#### WRITTEN REQUEST
Check each line of the entries below for the string "Belt" and state how many lines have it, with no other text.

#### DATASET ROWS
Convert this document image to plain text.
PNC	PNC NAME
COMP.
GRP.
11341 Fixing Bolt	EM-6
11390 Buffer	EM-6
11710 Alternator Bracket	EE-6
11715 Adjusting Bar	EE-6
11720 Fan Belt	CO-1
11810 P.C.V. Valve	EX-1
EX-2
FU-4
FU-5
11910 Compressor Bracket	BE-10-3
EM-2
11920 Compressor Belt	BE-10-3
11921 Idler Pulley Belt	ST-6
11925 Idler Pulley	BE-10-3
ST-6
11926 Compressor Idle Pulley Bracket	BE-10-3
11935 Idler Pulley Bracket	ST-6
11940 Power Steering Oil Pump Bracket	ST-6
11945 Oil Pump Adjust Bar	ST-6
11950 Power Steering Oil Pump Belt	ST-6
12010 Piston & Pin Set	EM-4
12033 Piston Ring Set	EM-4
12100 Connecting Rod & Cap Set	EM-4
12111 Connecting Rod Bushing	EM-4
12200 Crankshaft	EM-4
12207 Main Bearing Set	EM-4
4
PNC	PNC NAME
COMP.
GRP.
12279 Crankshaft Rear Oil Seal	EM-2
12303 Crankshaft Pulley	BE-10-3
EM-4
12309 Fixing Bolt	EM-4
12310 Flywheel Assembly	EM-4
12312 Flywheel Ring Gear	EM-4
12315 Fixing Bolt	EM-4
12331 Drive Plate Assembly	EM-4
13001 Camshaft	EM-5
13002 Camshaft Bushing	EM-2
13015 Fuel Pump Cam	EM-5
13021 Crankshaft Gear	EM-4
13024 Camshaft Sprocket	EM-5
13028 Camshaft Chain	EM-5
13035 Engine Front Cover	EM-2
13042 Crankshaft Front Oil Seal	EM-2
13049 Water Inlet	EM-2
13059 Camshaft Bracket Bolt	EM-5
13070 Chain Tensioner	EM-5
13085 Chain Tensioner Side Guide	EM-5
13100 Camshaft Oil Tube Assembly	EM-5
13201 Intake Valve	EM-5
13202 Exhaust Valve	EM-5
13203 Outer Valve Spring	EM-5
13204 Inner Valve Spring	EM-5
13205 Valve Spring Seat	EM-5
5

#### EXERCISE RESPONSE
4